• _Data shown_
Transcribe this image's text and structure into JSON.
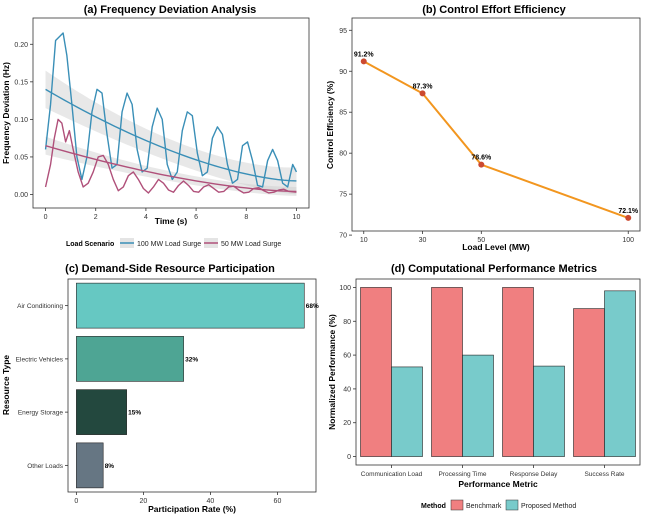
{
  "chart_data": [
    {
      "type": "line",
      "title": "(a) Frequency Deviation Analysis",
      "xlabel": "Time (s)",
      "ylabel": "Frequency Deviation (Hz)",
      "xlim": [
        -0.5,
        10.5
      ],
      "ylim": [
        -0.018,
        0.235
      ],
      "xticks": [
        0,
        2,
        4,
        6,
        8,
        10
      ],
      "yticks": [
        0.0,
        0.05,
        0.1,
        0.15,
        0.2
      ],
      "ytick_labels": [
        "0.00",
        "0.05",
        "0.10",
        "0.15",
        "0.20"
      ],
      "legend_title": "Load Scenario",
      "legend_position": "bottom",
      "series": [
        {
          "name": "100 MW Load Surge",
          "color": "#3a8fb7",
          "x": [
            0.0,
            0.2,
            0.4,
            0.55,
            0.7,
            0.85,
            1.05,
            1.25,
            1.45,
            1.65,
            1.85,
            2.05,
            2.25,
            2.45,
            2.65,
            2.85,
            3.05,
            3.25,
            3.45,
            3.65,
            3.85,
            4.05,
            4.25,
            4.45,
            4.65,
            4.85,
            5.05,
            5.25,
            5.45,
            5.65,
            5.85,
            6.05,
            6.25,
            6.45,
            6.65,
            6.85,
            7.05,
            7.25,
            7.45,
            7.65,
            7.85,
            8.05,
            8.25,
            8.45,
            8.65,
            8.85,
            9.05,
            9.25,
            9.45,
            9.65,
            9.85,
            10.0
          ],
          "y": [
            0.06,
            0.12,
            0.205,
            0.21,
            0.215,
            0.185,
            0.12,
            0.05,
            0.02,
            0.05,
            0.11,
            0.14,
            0.135,
            0.08,
            0.035,
            0.04,
            0.11,
            0.135,
            0.12,
            0.06,
            0.03,
            0.035,
            0.09,
            0.115,
            0.1,
            0.04,
            0.02,
            0.03,
            0.085,
            0.11,
            0.105,
            0.055,
            0.025,
            0.03,
            0.075,
            0.09,
            0.08,
            0.04,
            0.015,
            0.02,
            0.065,
            0.07,
            0.045,
            0.012,
            0.01,
            0.045,
            0.06,
            0.045,
            0.015,
            0.01,
            0.04,
            0.03
          ],
          "trend": {
            "start": 0.14,
            "end": 0.018,
            "ci_halfwidth_start": 0.025,
            "ci_halfwidth_mid": 0.008,
            "ci_halfwidth_end": 0.018
          }
        },
        {
          "name": "50 MW Load Surge",
          "color": "#b0507a",
          "x": [
            0.0,
            0.2,
            0.35,
            0.5,
            0.65,
            0.8,
            0.95,
            1.1,
            1.3,
            1.5,
            1.7,
            1.9,
            2.1,
            2.3,
            2.5,
            2.7,
            2.9,
            3.1,
            3.3,
            3.5,
            3.7,
            3.9,
            4.1,
            4.3,
            4.5,
            4.7,
            4.9,
            5.1,
            5.3,
            5.5,
            5.7,
            5.9,
            6.1,
            6.3,
            6.5,
            6.7,
            6.9,
            7.1,
            7.3,
            7.5,
            7.7,
            7.9,
            8.1,
            8.3,
            8.5,
            8.7,
            8.9,
            9.1,
            9.3,
            9.5,
            9.7,
            10.0
          ],
          "y": [
            0.01,
            0.04,
            0.075,
            0.1,
            0.095,
            0.07,
            0.085,
            0.06,
            0.03,
            0.01,
            0.015,
            0.03,
            0.05,
            0.052,
            0.04,
            0.02,
            0.005,
            0.01,
            0.025,
            0.03,
            0.02,
            0.008,
            0.002,
            0.01,
            0.02,
            0.015,
            0.006,
            0.003,
            0.012,
            0.018,
            0.012,
            0.004,
            0.003,
            0.01,
            0.013,
            0.008,
            0.003,
            0.004,
            0.01,
            0.011,
            0.006,
            0.002,
            0.003,
            0.008,
            0.009,
            0.005,
            0.002,
            0.003,
            0.006,
            0.007,
            0.004,
            0.003
          ],
          "trend": {
            "start": 0.065,
            "end": 0.004,
            "ci_halfwidth_start": 0.012,
            "ci_halfwidth_mid": 0.004,
            "ci_halfwidth_end": 0.006
          }
        }
      ]
    },
    {
      "type": "line",
      "title": "(b) Control Effort Efficiency",
      "xlabel": "Load Level (MW)",
      "ylabel": "Control Efficiency (%)",
      "xlim": [
        6,
        104
      ],
      "ylim": [
        70.5,
        96.5
      ],
      "xticks": [
        10,
        30,
        50,
        100
      ],
      "yticks": [
        70,
        75,
        80,
        85,
        90,
        95
      ],
      "series": [
        {
          "color": "#f2961f",
          "marker_color": "#cc4a30",
          "x": [
            10,
            30,
            50,
            100
          ],
          "y": [
            91.2,
            87.3,
            78.6,
            72.1
          ],
          "labels": [
            "91.2%",
            "87.3%",
            "78.6%",
            "72.1%"
          ]
        }
      ]
    },
    {
      "type": "bar",
      "orientation": "horizontal",
      "title": "(c) Demand-Side Resource Participation",
      "xlabel": "Participation Rate (%)",
      "ylabel": "Resource Type",
      "xlim": [
        -2.5,
        71.5
      ],
      "xticks": [
        0,
        20,
        40,
        60
      ],
      "categories": [
        "Air Conditioning",
        "Electric Vehicles",
        "Energy Storage",
        "Other Loads"
      ],
      "values": [
        68,
        32,
        15,
        8
      ],
      "value_labels": [
        "68%",
        "32%",
        "15%",
        "8%"
      ],
      "colors": [
        "#66c8c2",
        "#4ea594",
        "#23483e",
        "#667683"
      ]
    },
    {
      "type": "bar",
      "title": "(d) Computational Performance Metrics",
      "xlabel": "Performance Metric",
      "ylabel": "Normalized Performance (%)",
      "ylim": [
        -5,
        105
      ],
      "yticks": [
        0,
        20,
        40,
        60,
        80,
        100
      ],
      "categories": [
        "Communication Load",
        "Processing Time",
        "Response Delay",
        "Success Rate"
      ],
      "legend_title": "Method",
      "legend_position": "bottom",
      "series": [
        {
          "name": "Benchmark",
          "color": "#f07f80",
          "values": [
            100,
            100,
            100,
            87.5
          ]
        },
        {
          "name": "Proposed Method",
          "color": "#78cbcb",
          "values": [
            53,
            60,
            53.5,
            98
          ]
        }
      ]
    }
  ]
}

• _What needs to be done_
Copy the records above exactly. The pictures are not part of the copy.

• _Output for this exercise_
Transcribe this image's text and structure into JSON.
{
  "chart_data": [
    {
      "type": "line",
      "title": "(a) Frequency Deviation Analysis",
      "xlabel": "Time (s)",
      "ylabel": "Frequency Deviation (Hz)",
      "xlim": [
        -0.5,
        10.5
      ],
      "ylim": [
        -0.018,
        0.235
      ],
      "xticks": [
        0,
        2,
        4,
        6,
        8,
        10
      ],
      "yticks": [
        0.0,
        0.05,
        0.1,
        0.15,
        0.2
      ],
      "ytick_labels": [
        "0.00",
        "0.05",
        "0.10",
        "0.15",
        "0.20"
      ],
      "legend_title": "Load Scenario",
      "legend_position": "bottom",
      "series": [
        {
          "name": "100 MW Load Surge",
          "color": "#3a8fb7",
          "x": [
            0.0,
            0.2,
            0.4,
            0.55,
            0.7,
            0.85,
            1.05,
            1.25,
            1.45,
            1.65,
            1.85,
            2.05,
            2.25,
            2.45,
            2.65,
            2.85,
            3.05,
            3.25,
            3.45,
            3.65,
            3.85,
            4.05,
            4.25,
            4.45,
            4.65,
            4.85,
            5.05,
            5.25,
            5.45,
            5.65,
            5.85,
            6.05,
            6.25,
            6.45,
            6.65,
            6.85,
            7.05,
            7.25,
            7.45,
            7.65,
            7.85,
            8.05,
            8.25,
            8.45,
            8.65,
            8.85,
            9.05,
            9.25,
            9.45,
            9.65,
            9.85,
            10.0
          ],
          "y": [
            0.06,
            0.12,
            0.205,
            0.21,
            0.215,
            0.185,
            0.12,
            0.05,
            0.02,
            0.05,
            0.11,
            0.14,
            0.135,
            0.08,
            0.035,
            0.04,
            0.11,
            0.135,
            0.12,
            0.06,
            0.03,
            0.035,
            0.09,
            0.115,
            0.1,
            0.04,
            0.02,
            0.03,
            0.085,
            0.11,
            0.105,
            0.055,
            0.025,
            0.03,
            0.075,
            0.09,
            0.08,
            0.04,
            0.015,
            0.02,
            0.065,
            0.07,
            0.045,
            0.012,
            0.01,
            0.045,
            0.06,
            0.045,
            0.015,
            0.01,
            0.04,
            0.03
          ],
          "trend": {
            "start": 0.14,
            "end": 0.018,
            "ci_halfwidth_start": 0.025,
            "ci_halfwidth_mid": 0.008,
            "ci_halfwidth_end": 0.018
          }
        },
        {
          "name": "50 MW Load Surge",
          "color": "#b0507a",
          "x": [
            0.0,
            0.2,
            0.35,
            0.5,
            0.65,
            0.8,
            0.95,
            1.1,
            1.3,
            1.5,
            1.7,
            1.9,
            2.1,
            2.3,
            2.5,
            2.7,
            2.9,
            3.1,
            3.3,
            3.5,
            3.7,
            3.9,
            4.1,
            4.3,
            4.5,
            4.7,
            4.9,
            5.1,
            5.3,
            5.5,
            5.7,
            5.9,
            6.1,
            6.3,
            6.5,
            6.7,
            6.9,
            7.1,
            7.3,
            7.5,
            7.7,
            7.9,
            8.1,
            8.3,
            8.5,
            8.7,
            8.9,
            9.1,
            9.3,
            9.5,
            9.7,
            10.0
          ],
          "y": [
            0.01,
            0.04,
            0.075,
            0.1,
            0.095,
            0.07,
            0.085,
            0.06,
            0.03,
            0.01,
            0.015,
            0.03,
            0.05,
            0.052,
            0.04,
            0.02,
            0.005,
            0.01,
            0.025,
            0.03,
            0.02,
            0.008,
            0.002,
            0.01,
            0.02,
            0.015,
            0.006,
            0.003,
            0.012,
            0.018,
            0.012,
            0.004,
            0.003,
            0.01,
            0.013,
            0.008,
            0.003,
            0.004,
            0.01,
            0.011,
            0.006,
            0.002,
            0.003,
            0.008,
            0.009,
            0.005,
            0.002,
            0.003,
            0.006,
            0.007,
            0.004,
            0.003
          ],
          "trend": {
            "start": 0.065,
            "end": 0.004,
            "ci_halfwidth_start": 0.012,
            "ci_halfwidth_mid": 0.004,
            "ci_halfwidth_end": 0.006
          }
        }
      ]
    },
    {
      "type": "line",
      "title": "(b) Control Effort Efficiency",
      "xlabel": "Load Level (MW)",
      "ylabel": "Control Efficiency (%)",
      "xlim": [
        6,
        104
      ],
      "ylim": [
        70.5,
        96.5
      ],
      "xticks": [
        10,
        30,
        50,
        100
      ],
      "yticks": [
        70,
        75,
        80,
        85,
        90,
        95
      ],
      "series": [
        {
          "color": "#f2961f",
          "marker_color": "#cc4a30",
          "x": [
            10,
            30,
            50,
            100
          ],
          "y": [
            91.2,
            87.3,
            78.6,
            72.1
          ],
          "labels": [
            "91.2%",
            "87.3%",
            "78.6%",
            "72.1%"
          ]
        }
      ]
    },
    {
      "type": "bar",
      "orientation": "horizontal",
      "title": "(c) Demand-Side Resource Participation",
      "xlabel": "Participation Rate (%)",
      "ylabel": "Resource Type",
      "xlim": [
        -2.5,
        71.5
      ],
      "xticks": [
        0,
        20,
        40,
        60
      ],
      "categories": [
        "Air Conditioning",
        "Electric Vehicles",
        "Energy Storage",
        "Other Loads"
      ],
      "values": [
        68,
        32,
        15,
        8
      ],
      "value_labels": [
        "68%",
        "32%",
        "15%",
        "8%"
      ],
      "colors": [
        "#66c8c2",
        "#4ea594",
        "#23483e",
        "#667683"
      ]
    },
    {
      "type": "bar",
      "title": "(d) Computational Performance Metrics",
      "xlabel": "Performance Metric",
      "ylabel": "Normalized Performance (%)",
      "ylim": [
        -5,
        105
      ],
      "yticks": [
        0,
        20,
        40,
        60,
        80,
        100
      ],
      "categories": [
        "Communication Load",
        "Processing Time",
        "Response Delay",
        "Success Rate"
      ],
      "legend_title": "Method",
      "legend_position": "bottom",
      "series": [
        {
          "name": "Benchmark",
          "color": "#f07f80",
          "values": [
            100,
            100,
            100,
            87.5
          ]
        },
        {
          "name": "Proposed Method",
          "color": "#78cbcb",
          "values": [
            53,
            60,
            53.5,
            98
          ]
        }
      ]
    }
  ]
}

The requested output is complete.